_Task brief:_ Return each line of the listing below, unchanged, and omit the images.

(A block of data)
■ ■ ■

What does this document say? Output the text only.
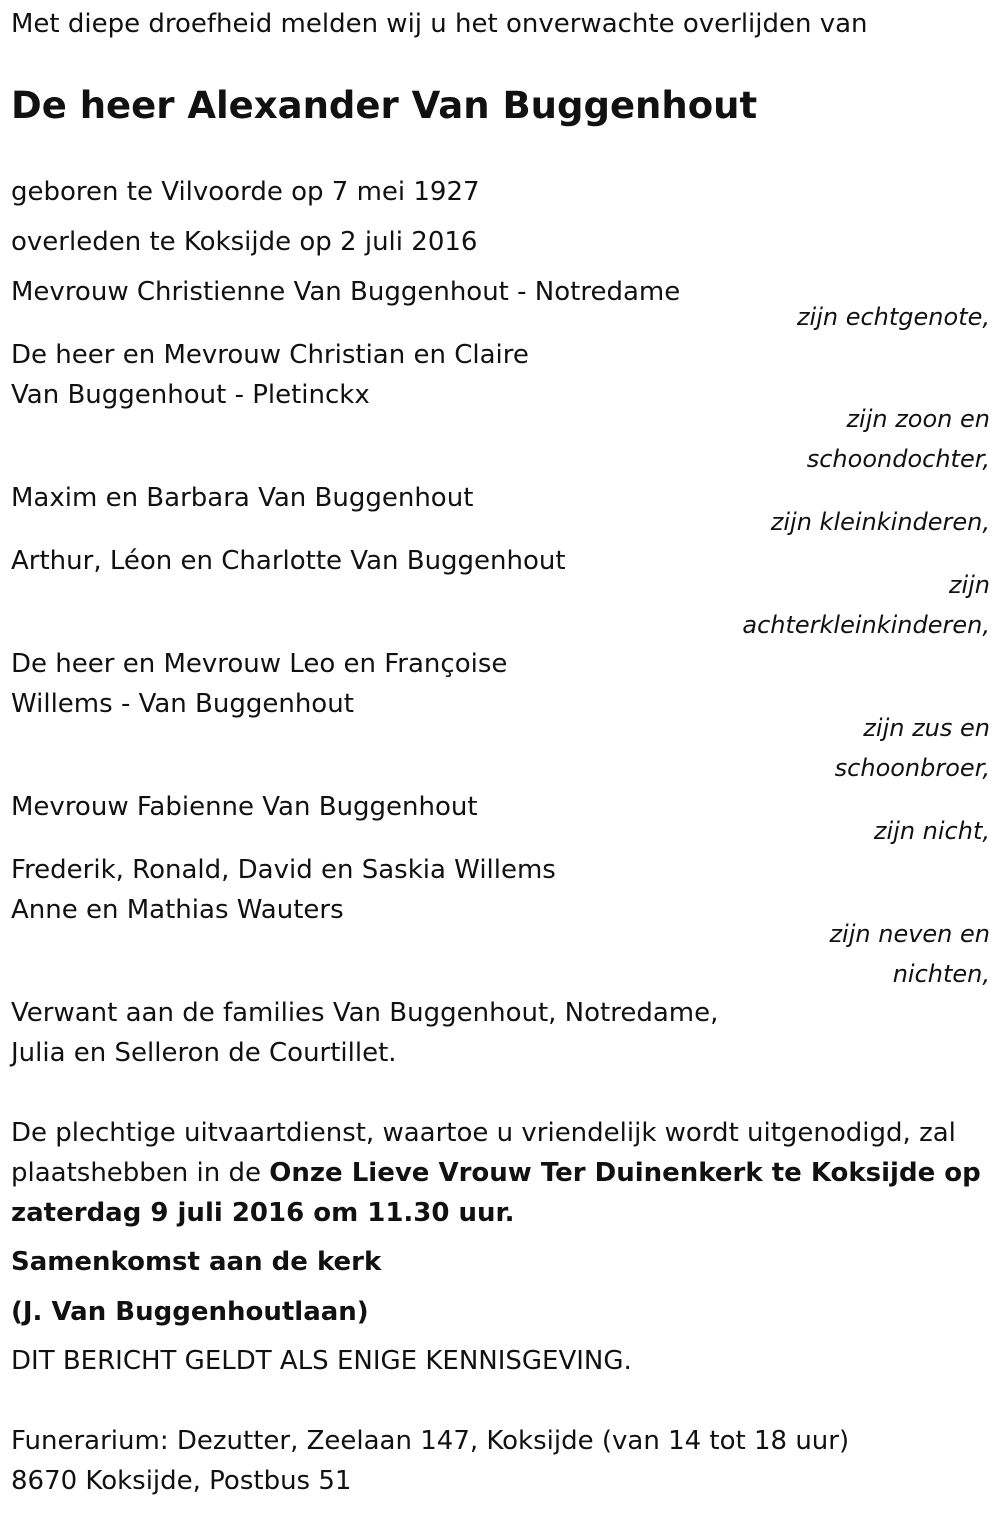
Met diepe droefheid melden wij u het onverwachte overlijden van
De heer Alexander Van Buggenhout
geboren te Vilvoorde op 7 mei 1927
overleden te Koksijde op 2 juli 2016
Mevrouw Christienne Van Buggenhout - Notredame
zijn echtgenote,
De heer en Mevrouw Christian en Claire
Van Buggenhout - Pletinckx
zijn zoon en
schoondochter,
Maxim en Barbara Van Buggenhout
zijn kleinkinderen,
Arthur, Léon en Charlotte Van Buggenhout
zijn
achterkleinkinderen,
De heer en Mevrouw Leo en Françoise
Willems - Van Buggenhout
zijn zus en
schoonbroer,
Mevrouw Fabienne Van Buggenhout
zijn nicht,
Frederik, Ronald, David en Saskia Willems
Anne en Mathias Wauters
zijn neven en
nichten,
Verwant aan de families Van Buggenhout, Notredame,
Julia en Selleron de Courtillet.
De plechtige uitvaartdienst, waartoe u vriendelijk wordt uitgenodigd, zal
plaatshebben in de Onze Lieve Vrouw Ter Duinenkerk te Koksijde op
zaterdag 9 juli 2016 om 11.30 uur.
Samenkomst aan de kerk
(J. Van Buggenhoutlaan)
DIT BERICHT GELDT ALS ENIGE KENNISGEVING.
Funerarium: Dezutter, Zeelaan 147, Koksijde (van 14 tot 18 uur)
8670 Koksijde, Postbus 51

■ ■ ■

_Task solution:_
What does this document say? Output the text only.
Met diepe droefheid melden wij u het onverwachte overlijden van
De heer Alexander Van Buggenhout
geboren te Vilvoorde op 7 mei 1927
overleden te Koksijde op 2 juli 2016
Mevrouw Christienne Van Buggenhout - Notredame
zijn echtgenote,
De heer en Mevrouw Christian en Claire
Van Buggenhout - Pletinckx
zijn zoon en
schoondochter,
Maxim en Barbara Van Buggenhout
zijn kleinkinderen,
Arthur, Léon en Charlotte Van Buggenhout
zijn
achterkleinkinderen,
De heer en Mevrouw Leo en Françoise
Willems - Van Buggenhout
zijn zus en
schoonbroer,
Mevrouw Fabienne Van Buggenhout
zijn nicht,
Frederik, Ronald, David en Saskia Willems
Anne en Mathias Wauters
zijn neven en
nichten,
Verwant aan de families Van Buggenhout, Notredame,
Julia en Selleron de Courtillet.
De plechtige uitvaartdienst, waartoe u vriendelijk wordt uitgenodigd, zal
plaatshebben in de Onze Lieve Vrouw Ter Duinenkerk te Koksijde op
zaterdag 9 juli 2016 om 11.30 uur.
Samenkomst aan de kerk
(J. Van Buggenhoutlaan)
DIT BERICHT GELDT ALS ENIGE KENNISGEVING.
Funerarium: Dezutter, Zeelaan 147, Koksijde (van 14 tot 18 uur)
8670 Koksijde, Postbus 51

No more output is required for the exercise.